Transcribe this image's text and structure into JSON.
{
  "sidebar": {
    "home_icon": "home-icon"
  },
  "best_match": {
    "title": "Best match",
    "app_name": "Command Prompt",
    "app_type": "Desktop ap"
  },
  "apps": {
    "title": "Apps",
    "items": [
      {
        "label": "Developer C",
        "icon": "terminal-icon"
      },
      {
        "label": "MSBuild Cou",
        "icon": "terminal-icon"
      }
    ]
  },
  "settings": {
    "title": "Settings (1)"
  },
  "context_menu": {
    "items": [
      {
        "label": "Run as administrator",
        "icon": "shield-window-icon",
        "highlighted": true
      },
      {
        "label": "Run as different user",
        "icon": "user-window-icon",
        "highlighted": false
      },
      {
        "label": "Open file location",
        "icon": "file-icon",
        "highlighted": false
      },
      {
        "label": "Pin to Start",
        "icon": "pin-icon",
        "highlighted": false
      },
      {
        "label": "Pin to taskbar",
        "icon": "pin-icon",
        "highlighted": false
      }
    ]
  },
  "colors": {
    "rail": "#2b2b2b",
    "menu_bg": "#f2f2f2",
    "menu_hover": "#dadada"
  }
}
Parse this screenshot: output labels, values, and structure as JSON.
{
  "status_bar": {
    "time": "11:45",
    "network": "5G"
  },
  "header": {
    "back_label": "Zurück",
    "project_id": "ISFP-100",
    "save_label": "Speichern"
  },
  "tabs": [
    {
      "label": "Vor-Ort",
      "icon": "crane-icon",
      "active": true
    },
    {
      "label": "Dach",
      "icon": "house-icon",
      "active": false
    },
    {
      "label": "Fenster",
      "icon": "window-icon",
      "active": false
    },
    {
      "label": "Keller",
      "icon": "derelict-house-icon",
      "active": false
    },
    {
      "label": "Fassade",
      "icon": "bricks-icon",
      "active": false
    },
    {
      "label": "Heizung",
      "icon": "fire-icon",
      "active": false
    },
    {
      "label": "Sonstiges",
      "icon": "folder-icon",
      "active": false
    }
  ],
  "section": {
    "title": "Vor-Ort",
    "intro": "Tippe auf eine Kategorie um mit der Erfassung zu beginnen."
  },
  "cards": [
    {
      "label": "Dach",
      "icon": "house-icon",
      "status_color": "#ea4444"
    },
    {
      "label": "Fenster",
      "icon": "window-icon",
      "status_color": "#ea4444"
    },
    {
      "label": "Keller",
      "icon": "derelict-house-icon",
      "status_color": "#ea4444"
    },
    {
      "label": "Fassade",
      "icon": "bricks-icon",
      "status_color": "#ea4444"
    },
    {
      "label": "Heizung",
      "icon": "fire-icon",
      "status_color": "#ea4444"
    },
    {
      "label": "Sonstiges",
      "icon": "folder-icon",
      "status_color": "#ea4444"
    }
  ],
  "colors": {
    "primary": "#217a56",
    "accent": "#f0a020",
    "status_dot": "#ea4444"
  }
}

------------------------------------------------------------------------

◆ **DESCRIPTION OF THE TASK**
Exactly reproduce every line of the records.

◆ **RESULT OF THE EXERCISE**
Transcribe this image's text and structure into JSON.
{
  "sidebar": {
    "home_icon": "home-icon"
  },
  "best_match": {
    "title": "Best match",
    "app_name": "Command Prompt",
    "app_type": "Desktop ap"
  },
  "apps": {
    "title": "Apps",
    "items": [
      {
        "label": "Developer C",
        "icon": "terminal-icon"
      },
      {
        "label": "MSBuild Cou",
        "icon": "terminal-icon"
      }
    ]
  },
  "settings": {
    "title": "Settings (1)"
  },
  "context_menu": {
    "items": [
      {
        "label": "Run as administrator",
        "icon": "shield-window-icon",
        "highlighted": true
      },
      {
        "label": "Run as different user",
        "icon": "user-window-icon",
        "highlighted": false
      },
      {
        "label": "Open file location",
        "icon": "file-icon",
        "highlighted": false
      },
      {
        "label": "Pin to Start",
        "icon": "pin-icon",
        "highlighted": false
      },
      {
        "label": "Pin to taskbar",
        "icon": "pin-icon",
        "highlighted": false
      }
    ]
  },
  "colors": {
    "rail": "#2b2b2b",
    "menu_bg": "#f2f2f2",
    "menu_hover": "#dadada"
  }
}
Parse this screenshot: output labels, values, and structure as JSON.
{
  "status_bar": {
    "time": "11:45",
    "network": "5G"
  },
  "header": {
    "back_label": "Zurück",
    "project_id": "ISFP-100",
    "save_label": "Speichern"
  },
  "tabs": [
    {
      "label": "Vor-Ort",
      "icon": "crane-icon",
      "active": true
    },
    {
      "label": "Dach",
      "icon": "house-icon",
      "active": false
    },
    {
      "label": "Fenster",
      "icon": "window-icon",
      "active": false
    },
    {
      "label": "Keller",
      "icon": "derelict-house-icon",
      "active": false
    },
    {
      "label": "Fassade",
      "icon": "bricks-icon",
      "active": false
    },
    {
      "label": "Heizung",
      "icon": "fire-icon",
      "active": false
    },
    {
      "label": "Sonstiges",
      "icon": "folder-icon",
      "active": false
    }
  ],
  "section": {
    "title": "Vor-Ort",
    "intro": "Tippe auf eine Kategorie um mit der Erfassung zu beginnen."
  },
  "cards": [
    {
      "label": "Dach",
      "icon": "house-icon",
      "status_color": "#ea4444"
    },
    {
      "label": "Fenster",
      "icon": "window-icon",
      "status_color": "#ea4444"
    },
    {
      "label": "Keller",
      "icon": "derelict-house-icon",
      "status_color": "#ea4444"
    },
    {
      "label": "Fassade",
      "icon": "bricks-icon",
      "status_color": "#ea4444"
    },
    {
      "label": "Heizung",
      "icon": "fire-icon",
      "status_color": "#ea4444"
    },
    {
      "label": "Sonstiges",
      "icon": "folder-icon",
      "status_color": "#ea4444"
    }
  ],
  "colors": {
    "primary": "#217a56",
    "accent": "#f0a020",
    "status_dot": "#ea4444"
  }
}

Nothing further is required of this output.